AIM:
Print each line exactly as it is given.

INPUT MATERIAL:
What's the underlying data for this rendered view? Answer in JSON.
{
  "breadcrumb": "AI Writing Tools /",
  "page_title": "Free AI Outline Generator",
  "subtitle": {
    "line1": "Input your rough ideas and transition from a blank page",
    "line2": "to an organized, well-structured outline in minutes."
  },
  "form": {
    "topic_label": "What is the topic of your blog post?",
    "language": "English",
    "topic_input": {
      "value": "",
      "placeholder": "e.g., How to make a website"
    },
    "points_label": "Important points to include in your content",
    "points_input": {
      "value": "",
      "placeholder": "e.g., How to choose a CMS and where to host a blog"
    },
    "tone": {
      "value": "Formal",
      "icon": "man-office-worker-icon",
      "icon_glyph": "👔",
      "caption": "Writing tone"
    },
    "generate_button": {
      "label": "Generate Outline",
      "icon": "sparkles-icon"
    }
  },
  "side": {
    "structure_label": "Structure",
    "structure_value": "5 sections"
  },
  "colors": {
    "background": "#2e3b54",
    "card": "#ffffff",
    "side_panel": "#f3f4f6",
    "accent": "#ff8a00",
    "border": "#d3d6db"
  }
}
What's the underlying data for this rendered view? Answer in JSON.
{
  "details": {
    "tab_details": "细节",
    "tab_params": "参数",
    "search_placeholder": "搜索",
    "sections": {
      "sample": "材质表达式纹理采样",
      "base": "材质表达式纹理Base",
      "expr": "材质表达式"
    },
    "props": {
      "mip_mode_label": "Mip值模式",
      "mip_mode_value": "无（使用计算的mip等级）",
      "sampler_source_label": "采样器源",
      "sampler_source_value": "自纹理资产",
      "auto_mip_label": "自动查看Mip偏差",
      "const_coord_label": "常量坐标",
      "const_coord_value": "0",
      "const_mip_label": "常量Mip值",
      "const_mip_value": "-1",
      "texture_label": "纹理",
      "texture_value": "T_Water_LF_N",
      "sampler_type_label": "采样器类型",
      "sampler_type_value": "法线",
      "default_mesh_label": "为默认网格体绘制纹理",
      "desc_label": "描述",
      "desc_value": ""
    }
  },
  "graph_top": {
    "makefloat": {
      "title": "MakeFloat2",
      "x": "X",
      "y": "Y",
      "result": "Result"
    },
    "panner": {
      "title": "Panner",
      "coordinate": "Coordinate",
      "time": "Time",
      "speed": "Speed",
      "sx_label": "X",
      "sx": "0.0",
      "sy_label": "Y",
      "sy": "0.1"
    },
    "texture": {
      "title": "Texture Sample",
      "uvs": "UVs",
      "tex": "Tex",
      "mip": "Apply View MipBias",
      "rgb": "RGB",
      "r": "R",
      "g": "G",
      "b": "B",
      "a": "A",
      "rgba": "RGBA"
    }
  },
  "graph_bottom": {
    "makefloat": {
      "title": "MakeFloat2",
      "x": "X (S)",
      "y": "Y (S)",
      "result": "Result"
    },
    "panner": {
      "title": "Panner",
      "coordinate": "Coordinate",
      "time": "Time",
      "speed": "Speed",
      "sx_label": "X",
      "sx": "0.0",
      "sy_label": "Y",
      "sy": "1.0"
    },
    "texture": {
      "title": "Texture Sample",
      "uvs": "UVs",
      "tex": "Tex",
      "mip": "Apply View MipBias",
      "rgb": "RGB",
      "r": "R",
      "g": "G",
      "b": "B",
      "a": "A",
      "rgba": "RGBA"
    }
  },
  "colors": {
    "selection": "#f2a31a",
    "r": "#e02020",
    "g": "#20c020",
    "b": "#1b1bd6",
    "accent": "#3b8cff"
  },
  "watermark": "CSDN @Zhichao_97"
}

SOLUTION TO THE EXERCISE:
What's the underlying data for this rendered view? Answer in JSON.
{
  "breadcrumb": "AI Writing Tools /",
  "page_title": "Free AI Outline Generator",
  "subtitle": {
    "line1": "Input your rough ideas and transition from a blank page",
    "line2": "to an organized, well-structured outline in minutes."
  },
  "form": {
    "topic_label": "What is the topic of your blog post?",
    "language": "English",
    "topic_input": {
      "value": "",
      "placeholder": "e.g., How to make a website"
    },
    "points_label": "Important points to include in your content",
    "points_input": {
      "value": "",
      "placeholder": "e.g., How to choose a CMS and where to host a blog"
    },
    "tone": {
      "value": "Formal",
      "icon": "man-office-worker-icon",
      "icon_glyph": "👔",
      "caption": "Writing tone"
    },
    "generate_button": {
      "label": "Generate Outline",
      "icon": "sparkles-icon"
    }
  },
  "side": {
    "structure_label": "Structure",
    "structure_value": "5 sections"
  },
  "colors": {
    "background": "#2e3b54",
    "card": "#ffffff",
    "side_panel": "#f3f4f6",
    "accent": "#ff8a00",
    "border": "#d3d6db"
  }
}
What's the underlying data for this rendered view? Answer in JSON.
{
  "details": {
    "tab_details": "细节",
    "tab_params": "参数",
    "search_placeholder": "搜索",
    "sections": {
      "sample": "材质表达式纹理采样",
      "base": "材质表达式纹理Base",
      "expr": "材质表达式"
    },
    "props": {
      "mip_mode_label": "Mip值模式",
      "mip_mode_value": "无（使用计算的mip等级）",
      "sampler_source_label": "采样器源",
      "sampler_source_value": "自纹理资产",
      "auto_mip_label": "自动查看Mip偏差",
      "const_coord_label": "常量坐标",
      "const_coord_value": "0",
      "const_mip_label": "常量Mip值",
      "const_mip_value": "-1",
      "texture_label": "纹理",
      "texture_value": "T_Water_LF_N",
      "sampler_type_label": "采样器类型",
      "sampler_type_value": "法线",
      "default_mesh_label": "为默认网格体绘制纹理",
      "desc_label": "描述",
      "desc_value": ""
    }
  },
  "graph_top": {
    "makefloat": {
      "title": "MakeFloat2",
      "x": "X",
      "y": "Y",
      "result": "Result"
    },
    "panner": {
      "title": "Panner",
      "coordinate": "Coordinate",
      "time": "Time",
      "speed": "Speed",
      "sx_label": "X",
      "sx": "0.0",
      "sy_label": "Y",
      "sy": "0.1"
    },
    "texture": {
      "title": "Texture Sample",
      "uvs": "UVs",
      "tex": "Tex",
      "mip": "Apply View MipBias",
      "rgb": "RGB",
      "r": "R",
      "g": "G",
      "b": "B",
      "a": "A",
      "rgba": "RGBA"
    }
  },
  "graph_bottom": {
    "makefloat": {
      "title": "MakeFloat2",
      "x": "X (S)",
      "y": "Y (S)",
      "result": "Result"
    },
    "panner": {
      "title": "Panner",
      "coordinate": "Coordinate",
      "time": "Time",
      "speed": "Speed",
      "sx_label": "X",
      "sx": "0.0",
      "sy_label": "Y",
      "sy": "1.0"
    },
    "texture": {
      "title": "Texture Sample",
      "uvs": "UVs",
      "tex": "Tex",
      "mip": "Apply View MipBias",
      "rgb": "RGB",
      "r": "R",
      "g": "G",
      "b": "B",
      "a": "A",
      "rgba": "RGBA"
    }
  },
  "colors": {
    "selection": "#f2a31a",
    "r": "#e02020",
    "g": "#20c020",
    "b": "#1b1bd6",
    "accent": "#3b8cff"
  },
  "watermark": "CSDN @Zhichao_97"
}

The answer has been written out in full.